═══ Source data

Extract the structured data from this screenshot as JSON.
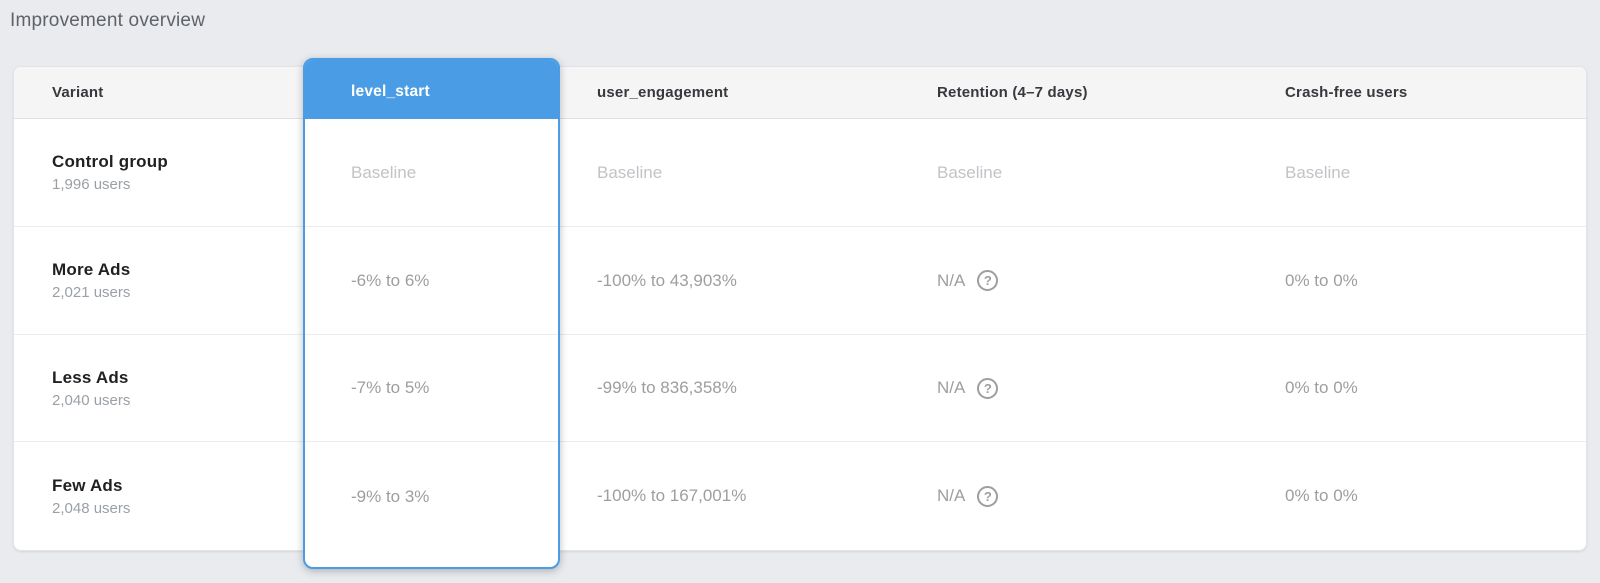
{
  "page": {
    "title": "Improvement overview",
    "background": "#e9ebee"
  },
  "colors": {
    "accent_blue": "#4a9de5",
    "header_bg": "#f5f5f6",
    "value_gray": "#9e9e9e",
    "baseline_gray": "#c1c3c7"
  },
  "table": {
    "columns": [
      {
        "label": "Variant"
      },
      {
        "label": "level_start",
        "selected": true
      },
      {
        "label": "user_engagement"
      },
      {
        "label": "Retention (4–7 days)"
      },
      {
        "label": "Crash-free users"
      }
    ],
    "help_icon": "?",
    "rows": [
      {
        "variant": "Control group",
        "users": "1,996 users",
        "level_start": "Baseline",
        "user_engagement": "Baseline",
        "retention": "Baseline",
        "crash_free": "Baseline"
      },
      {
        "variant": "More Ads",
        "users": "2,021 users",
        "level_start": "-6% to 6%",
        "user_engagement": "-100% to 43,903%",
        "retention": "N/A",
        "crash_free": "0% to 0%"
      },
      {
        "variant": "Less Ads",
        "users": "2,040 users",
        "level_start": "-7% to 5%",
        "user_engagement": "-99% to 836,358%",
        "retention": "N/A",
        "crash_free": "0% to 0%"
      },
      {
        "variant": "Few Ads",
        "users": "2,048 users",
        "level_start": "-9% to 3%",
        "user_engagement": "-100% to 167,001%",
        "retention": "N/A",
        "crash_free": "0% to 0%"
      }
    ]
  }
}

══════

> [What to work on] Give the entries again without a single change, but with no pictures.

> [Exercise answer]
Extract the structured data from this screenshot as JSON.
{
  "page": {
    "title": "Improvement overview",
    "background": "#e9ebee"
  },
  "colors": {
    "accent_blue": "#4a9de5",
    "header_bg": "#f5f5f6",
    "value_gray": "#9e9e9e",
    "baseline_gray": "#c1c3c7"
  },
  "table": {
    "columns": [
      {
        "label": "Variant"
      },
      {
        "label": "level_start",
        "selected": true
      },
      {
        "label": "user_engagement"
      },
      {
        "label": "Retention (4–7 days)"
      },
      {
        "label": "Crash-free users"
      }
    ],
    "help_icon": "?",
    "rows": [
      {
        "variant": "Control group",
        "users": "1,996 users",
        "level_start": "Baseline",
        "user_engagement": "Baseline",
        "retention": "Baseline",
        "crash_free": "Baseline"
      },
      {
        "variant": "More Ads",
        "users": "2,021 users",
        "level_start": "-6% to 6%",
        "user_engagement": "-100% to 43,903%",
        "retention": "N/A",
        "crash_free": "0% to 0%"
      },
      {
        "variant": "Less Ads",
        "users": "2,040 users",
        "level_start": "-7% to 5%",
        "user_engagement": "-99% to 836,358%",
        "retention": "N/A",
        "crash_free": "0% to 0%"
      },
      {
        "variant": "Few Ads",
        "users": "2,048 users",
        "level_start": "-9% to 3%",
        "user_engagement": "-100% to 167,001%",
        "retention": "N/A",
        "crash_free": "0% to 0%"
      }
    ]
  }
}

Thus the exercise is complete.